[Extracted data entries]
.....

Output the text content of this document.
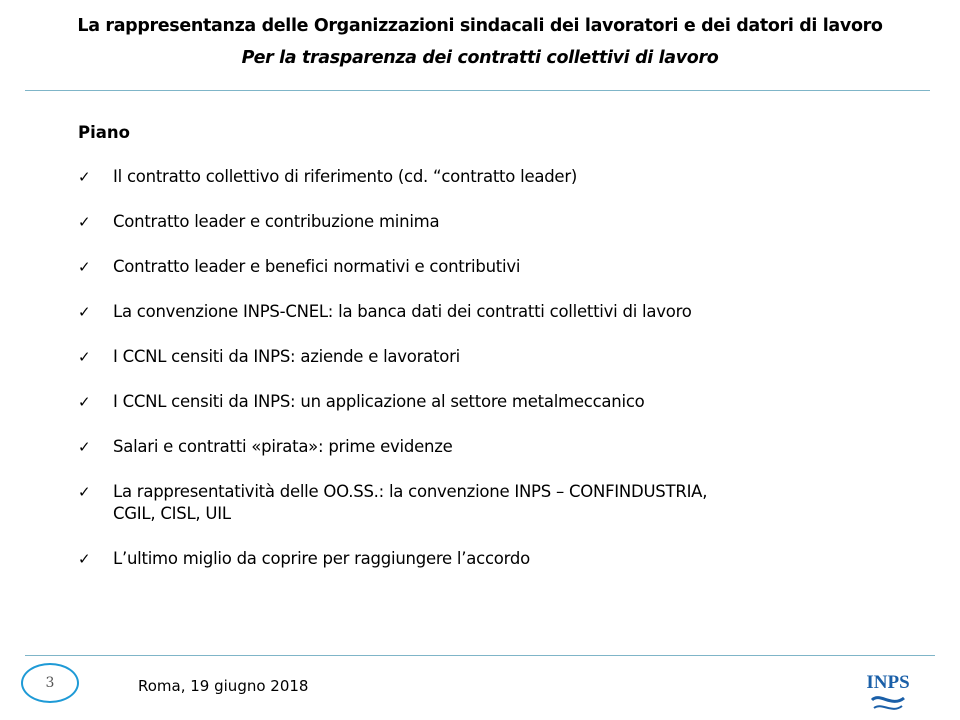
La rappresentanza delle Organizzazioni sindacali dei lavoratori e dei datori di lavoro
Per la trasparenza dei contratti collettivi di lavoro
Piano
✓	Il contratto collettivo di riferimento (cd. “contratto leader)
✓	Contratto leader e contribuzione minima
✓	Contratto leader e benefici normativi e contributivi
✓	La convenzione INPS-CNEL: la banca dati dei contratti collettivi di lavoro
✓	I CCNL censiti da INPS: aziende e lavoratori
✓	I CCNL censiti da INPS: un applicazione al settore metalmeccanico
✓	Salari e contratti «pirata»: prime evidenze
✓	La rappresentatività delle OO.SS.: la convenzione INPS – CONFINDUSTRIA,
CGIL, CISL, UIL
✓	L’ultimo miglio da coprire per raggiungere l’accordo
3	Roma, 19 giugno 2018	INPS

.....

-- Set task --
Using the listing above, show every line that includes the string "leader".

-- Task result --
✓	Il contratto collettivo di riferimento (cd. “contratto leader)
✓	Contratto leader e contribuzione minima
✓	Contratto leader e benefici normativi e contributivi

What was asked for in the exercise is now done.